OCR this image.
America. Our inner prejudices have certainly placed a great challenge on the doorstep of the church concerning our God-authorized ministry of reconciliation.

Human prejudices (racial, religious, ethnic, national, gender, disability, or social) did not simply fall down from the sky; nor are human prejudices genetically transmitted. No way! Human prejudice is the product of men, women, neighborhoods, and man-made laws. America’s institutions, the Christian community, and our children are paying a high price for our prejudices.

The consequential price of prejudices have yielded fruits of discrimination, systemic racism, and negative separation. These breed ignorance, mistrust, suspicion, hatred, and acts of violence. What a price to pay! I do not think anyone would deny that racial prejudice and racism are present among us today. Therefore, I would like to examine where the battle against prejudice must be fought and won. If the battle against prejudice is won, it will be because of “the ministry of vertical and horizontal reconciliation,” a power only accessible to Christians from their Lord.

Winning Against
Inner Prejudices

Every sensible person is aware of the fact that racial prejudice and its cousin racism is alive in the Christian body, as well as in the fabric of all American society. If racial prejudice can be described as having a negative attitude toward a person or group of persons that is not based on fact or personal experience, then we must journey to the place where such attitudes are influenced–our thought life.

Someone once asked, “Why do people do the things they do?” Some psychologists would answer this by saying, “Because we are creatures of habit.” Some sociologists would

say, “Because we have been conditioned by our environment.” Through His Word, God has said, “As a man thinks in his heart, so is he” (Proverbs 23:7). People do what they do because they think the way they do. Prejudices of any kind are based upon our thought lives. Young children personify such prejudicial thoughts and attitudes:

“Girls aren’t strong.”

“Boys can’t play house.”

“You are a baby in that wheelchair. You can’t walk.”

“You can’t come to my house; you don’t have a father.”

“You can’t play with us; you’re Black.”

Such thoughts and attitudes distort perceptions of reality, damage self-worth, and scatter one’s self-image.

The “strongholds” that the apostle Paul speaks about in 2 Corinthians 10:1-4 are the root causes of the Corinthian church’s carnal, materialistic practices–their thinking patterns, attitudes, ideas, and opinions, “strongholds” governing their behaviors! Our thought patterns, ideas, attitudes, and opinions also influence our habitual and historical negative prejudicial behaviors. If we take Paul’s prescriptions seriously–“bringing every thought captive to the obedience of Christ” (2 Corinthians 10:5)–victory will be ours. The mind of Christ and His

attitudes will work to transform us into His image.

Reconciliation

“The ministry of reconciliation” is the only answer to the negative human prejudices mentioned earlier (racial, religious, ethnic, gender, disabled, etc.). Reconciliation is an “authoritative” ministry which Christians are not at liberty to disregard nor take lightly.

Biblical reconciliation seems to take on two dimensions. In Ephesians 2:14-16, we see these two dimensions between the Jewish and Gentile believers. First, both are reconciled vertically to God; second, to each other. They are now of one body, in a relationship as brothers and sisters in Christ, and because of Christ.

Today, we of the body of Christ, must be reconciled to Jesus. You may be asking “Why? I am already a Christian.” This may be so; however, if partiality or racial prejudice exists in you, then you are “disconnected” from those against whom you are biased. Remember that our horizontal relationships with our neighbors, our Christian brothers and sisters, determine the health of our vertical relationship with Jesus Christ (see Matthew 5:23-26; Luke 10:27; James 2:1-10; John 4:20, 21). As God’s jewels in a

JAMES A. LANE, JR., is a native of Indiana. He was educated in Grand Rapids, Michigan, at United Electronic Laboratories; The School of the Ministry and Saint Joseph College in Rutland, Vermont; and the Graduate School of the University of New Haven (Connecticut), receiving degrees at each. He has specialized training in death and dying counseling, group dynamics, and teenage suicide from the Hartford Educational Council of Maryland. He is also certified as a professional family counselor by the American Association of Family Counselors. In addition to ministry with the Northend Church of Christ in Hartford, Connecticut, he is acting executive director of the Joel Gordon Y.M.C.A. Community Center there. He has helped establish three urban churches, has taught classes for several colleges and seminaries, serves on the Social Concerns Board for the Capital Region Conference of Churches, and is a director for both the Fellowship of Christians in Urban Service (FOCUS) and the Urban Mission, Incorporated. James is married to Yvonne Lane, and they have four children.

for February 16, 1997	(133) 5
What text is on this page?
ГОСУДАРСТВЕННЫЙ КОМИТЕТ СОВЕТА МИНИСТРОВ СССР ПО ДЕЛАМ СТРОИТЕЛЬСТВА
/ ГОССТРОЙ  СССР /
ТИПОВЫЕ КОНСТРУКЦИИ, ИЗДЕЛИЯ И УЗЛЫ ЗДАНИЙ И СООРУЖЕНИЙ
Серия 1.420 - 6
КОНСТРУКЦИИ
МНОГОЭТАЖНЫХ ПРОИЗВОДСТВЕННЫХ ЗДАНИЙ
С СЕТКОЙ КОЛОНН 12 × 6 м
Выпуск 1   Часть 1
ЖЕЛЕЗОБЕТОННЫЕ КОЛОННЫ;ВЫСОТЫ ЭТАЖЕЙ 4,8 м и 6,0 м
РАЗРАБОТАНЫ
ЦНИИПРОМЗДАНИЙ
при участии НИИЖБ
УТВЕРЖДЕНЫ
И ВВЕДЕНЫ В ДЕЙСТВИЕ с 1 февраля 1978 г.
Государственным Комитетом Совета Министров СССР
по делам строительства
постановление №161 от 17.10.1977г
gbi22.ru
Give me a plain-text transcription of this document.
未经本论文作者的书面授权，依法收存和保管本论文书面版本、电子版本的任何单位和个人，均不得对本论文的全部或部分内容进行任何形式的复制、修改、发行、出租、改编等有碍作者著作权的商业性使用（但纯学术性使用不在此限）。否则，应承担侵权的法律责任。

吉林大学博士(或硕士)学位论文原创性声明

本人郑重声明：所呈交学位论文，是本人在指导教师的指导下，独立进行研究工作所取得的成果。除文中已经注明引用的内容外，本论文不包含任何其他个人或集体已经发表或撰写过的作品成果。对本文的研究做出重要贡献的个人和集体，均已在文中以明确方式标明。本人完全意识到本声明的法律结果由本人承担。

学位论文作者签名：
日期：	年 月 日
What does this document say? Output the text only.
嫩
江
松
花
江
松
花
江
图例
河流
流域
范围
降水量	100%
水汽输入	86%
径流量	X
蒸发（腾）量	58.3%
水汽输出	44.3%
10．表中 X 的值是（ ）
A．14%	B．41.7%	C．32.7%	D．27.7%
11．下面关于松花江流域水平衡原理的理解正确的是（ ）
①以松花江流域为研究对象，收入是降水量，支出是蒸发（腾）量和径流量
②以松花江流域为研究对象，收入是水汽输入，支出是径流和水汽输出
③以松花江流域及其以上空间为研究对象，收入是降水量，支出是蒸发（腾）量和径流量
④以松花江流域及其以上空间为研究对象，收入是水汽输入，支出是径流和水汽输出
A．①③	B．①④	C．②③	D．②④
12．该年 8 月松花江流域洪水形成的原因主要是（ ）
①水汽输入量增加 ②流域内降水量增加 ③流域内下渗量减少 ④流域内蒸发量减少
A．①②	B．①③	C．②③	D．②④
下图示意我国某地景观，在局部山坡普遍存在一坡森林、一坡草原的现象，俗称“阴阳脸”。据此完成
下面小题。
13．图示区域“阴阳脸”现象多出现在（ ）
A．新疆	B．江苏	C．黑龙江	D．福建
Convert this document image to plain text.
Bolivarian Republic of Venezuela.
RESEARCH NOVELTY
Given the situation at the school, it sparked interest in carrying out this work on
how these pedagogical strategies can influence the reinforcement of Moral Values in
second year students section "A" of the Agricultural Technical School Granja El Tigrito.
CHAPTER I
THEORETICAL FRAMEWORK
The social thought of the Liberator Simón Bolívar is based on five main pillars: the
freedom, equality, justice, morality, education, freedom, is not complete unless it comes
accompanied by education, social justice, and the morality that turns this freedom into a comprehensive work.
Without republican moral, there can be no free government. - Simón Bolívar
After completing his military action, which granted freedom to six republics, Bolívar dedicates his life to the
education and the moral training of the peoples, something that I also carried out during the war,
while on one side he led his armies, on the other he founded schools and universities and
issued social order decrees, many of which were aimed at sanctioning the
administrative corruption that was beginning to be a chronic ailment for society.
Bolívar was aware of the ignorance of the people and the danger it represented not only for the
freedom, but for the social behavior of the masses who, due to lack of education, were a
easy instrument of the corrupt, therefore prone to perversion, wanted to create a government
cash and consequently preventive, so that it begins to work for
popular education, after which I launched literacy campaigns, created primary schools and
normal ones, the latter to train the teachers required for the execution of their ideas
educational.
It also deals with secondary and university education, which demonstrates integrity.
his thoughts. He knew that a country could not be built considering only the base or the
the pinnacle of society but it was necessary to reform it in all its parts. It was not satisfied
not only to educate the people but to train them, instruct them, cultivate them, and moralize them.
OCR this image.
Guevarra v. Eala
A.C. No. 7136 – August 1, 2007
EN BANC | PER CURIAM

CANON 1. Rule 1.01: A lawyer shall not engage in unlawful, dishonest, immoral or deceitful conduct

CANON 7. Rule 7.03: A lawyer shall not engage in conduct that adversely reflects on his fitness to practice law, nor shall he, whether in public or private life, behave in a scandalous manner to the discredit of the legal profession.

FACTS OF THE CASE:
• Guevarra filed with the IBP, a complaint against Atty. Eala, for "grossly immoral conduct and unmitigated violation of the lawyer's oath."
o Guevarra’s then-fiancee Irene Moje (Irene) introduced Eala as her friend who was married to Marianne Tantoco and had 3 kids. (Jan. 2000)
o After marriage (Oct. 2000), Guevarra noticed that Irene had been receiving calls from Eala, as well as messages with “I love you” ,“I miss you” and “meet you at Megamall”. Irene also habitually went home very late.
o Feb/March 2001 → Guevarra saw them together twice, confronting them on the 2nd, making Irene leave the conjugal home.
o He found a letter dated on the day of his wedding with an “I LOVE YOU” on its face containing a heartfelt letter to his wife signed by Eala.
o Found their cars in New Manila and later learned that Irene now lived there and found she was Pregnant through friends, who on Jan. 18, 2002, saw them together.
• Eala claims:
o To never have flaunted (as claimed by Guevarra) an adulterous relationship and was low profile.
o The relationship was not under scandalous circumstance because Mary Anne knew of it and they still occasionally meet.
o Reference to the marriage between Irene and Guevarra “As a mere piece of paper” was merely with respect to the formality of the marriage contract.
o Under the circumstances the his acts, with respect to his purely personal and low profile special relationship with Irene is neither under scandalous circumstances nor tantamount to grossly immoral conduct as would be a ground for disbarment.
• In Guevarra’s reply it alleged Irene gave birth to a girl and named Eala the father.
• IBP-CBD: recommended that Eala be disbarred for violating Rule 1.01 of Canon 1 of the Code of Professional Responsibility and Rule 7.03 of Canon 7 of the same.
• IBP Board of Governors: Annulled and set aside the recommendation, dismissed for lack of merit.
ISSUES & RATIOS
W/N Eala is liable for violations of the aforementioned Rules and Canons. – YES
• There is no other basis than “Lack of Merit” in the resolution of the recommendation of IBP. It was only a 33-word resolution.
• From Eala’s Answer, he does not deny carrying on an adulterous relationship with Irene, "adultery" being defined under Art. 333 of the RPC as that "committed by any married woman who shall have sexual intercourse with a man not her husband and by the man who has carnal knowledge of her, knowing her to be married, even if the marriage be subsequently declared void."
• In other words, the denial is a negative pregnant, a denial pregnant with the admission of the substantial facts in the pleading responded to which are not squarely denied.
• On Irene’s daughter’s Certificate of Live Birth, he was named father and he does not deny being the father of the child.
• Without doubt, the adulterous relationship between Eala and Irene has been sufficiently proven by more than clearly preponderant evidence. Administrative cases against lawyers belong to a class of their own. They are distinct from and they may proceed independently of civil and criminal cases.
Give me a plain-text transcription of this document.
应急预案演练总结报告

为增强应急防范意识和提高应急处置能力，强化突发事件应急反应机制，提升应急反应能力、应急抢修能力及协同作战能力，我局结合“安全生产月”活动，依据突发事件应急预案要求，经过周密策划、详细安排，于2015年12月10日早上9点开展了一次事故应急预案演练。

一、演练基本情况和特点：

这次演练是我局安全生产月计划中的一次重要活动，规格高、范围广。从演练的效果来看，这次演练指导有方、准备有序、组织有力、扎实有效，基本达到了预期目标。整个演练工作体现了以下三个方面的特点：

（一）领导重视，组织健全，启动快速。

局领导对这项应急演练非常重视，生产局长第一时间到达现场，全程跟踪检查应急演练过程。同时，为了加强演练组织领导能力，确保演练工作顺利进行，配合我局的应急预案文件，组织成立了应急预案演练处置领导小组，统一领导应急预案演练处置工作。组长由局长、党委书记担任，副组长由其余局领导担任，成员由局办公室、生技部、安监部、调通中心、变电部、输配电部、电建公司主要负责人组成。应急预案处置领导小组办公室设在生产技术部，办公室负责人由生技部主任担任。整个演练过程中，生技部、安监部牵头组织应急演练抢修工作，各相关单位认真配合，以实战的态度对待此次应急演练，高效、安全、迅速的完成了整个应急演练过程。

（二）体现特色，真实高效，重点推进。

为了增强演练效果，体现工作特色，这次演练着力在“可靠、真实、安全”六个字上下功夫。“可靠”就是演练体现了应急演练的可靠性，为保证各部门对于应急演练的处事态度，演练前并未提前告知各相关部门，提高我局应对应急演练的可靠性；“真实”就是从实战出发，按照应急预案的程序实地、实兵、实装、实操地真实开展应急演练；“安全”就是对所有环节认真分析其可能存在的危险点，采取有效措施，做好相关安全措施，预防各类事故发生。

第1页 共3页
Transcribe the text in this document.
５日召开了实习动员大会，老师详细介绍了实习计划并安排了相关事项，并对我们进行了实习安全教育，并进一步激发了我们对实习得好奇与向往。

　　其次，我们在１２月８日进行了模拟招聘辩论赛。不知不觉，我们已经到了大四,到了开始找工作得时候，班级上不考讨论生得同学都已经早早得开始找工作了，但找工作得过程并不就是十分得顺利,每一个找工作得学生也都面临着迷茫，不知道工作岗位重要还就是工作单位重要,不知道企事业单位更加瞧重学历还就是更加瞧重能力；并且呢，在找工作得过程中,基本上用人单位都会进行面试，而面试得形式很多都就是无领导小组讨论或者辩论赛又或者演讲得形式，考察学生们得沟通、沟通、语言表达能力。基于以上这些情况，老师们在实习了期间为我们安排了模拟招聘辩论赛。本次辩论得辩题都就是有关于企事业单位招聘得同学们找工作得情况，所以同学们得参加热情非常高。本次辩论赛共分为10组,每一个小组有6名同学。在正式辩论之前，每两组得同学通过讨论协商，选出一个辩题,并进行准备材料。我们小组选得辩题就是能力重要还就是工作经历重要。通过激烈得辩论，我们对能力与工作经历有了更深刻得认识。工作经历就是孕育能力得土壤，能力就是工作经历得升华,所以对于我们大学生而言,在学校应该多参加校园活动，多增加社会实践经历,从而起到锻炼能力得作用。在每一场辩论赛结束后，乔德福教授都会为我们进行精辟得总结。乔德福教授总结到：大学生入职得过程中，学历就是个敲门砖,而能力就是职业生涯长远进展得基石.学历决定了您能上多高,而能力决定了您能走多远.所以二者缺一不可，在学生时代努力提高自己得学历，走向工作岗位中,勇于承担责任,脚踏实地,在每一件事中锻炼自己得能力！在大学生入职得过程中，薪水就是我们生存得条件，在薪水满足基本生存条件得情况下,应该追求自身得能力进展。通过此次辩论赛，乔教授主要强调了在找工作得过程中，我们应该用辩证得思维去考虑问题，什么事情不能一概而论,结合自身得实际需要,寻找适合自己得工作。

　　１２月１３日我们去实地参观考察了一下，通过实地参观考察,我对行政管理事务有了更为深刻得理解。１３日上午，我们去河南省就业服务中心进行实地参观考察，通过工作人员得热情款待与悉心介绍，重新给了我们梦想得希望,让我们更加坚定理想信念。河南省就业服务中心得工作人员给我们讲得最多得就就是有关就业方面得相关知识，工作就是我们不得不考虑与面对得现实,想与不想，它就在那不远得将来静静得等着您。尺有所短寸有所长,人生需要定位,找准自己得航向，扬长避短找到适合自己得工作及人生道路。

══════════

Within the records above, how many lines include the word "支出是径流和水汽输出"? State the number by itself.

Result for this task | 2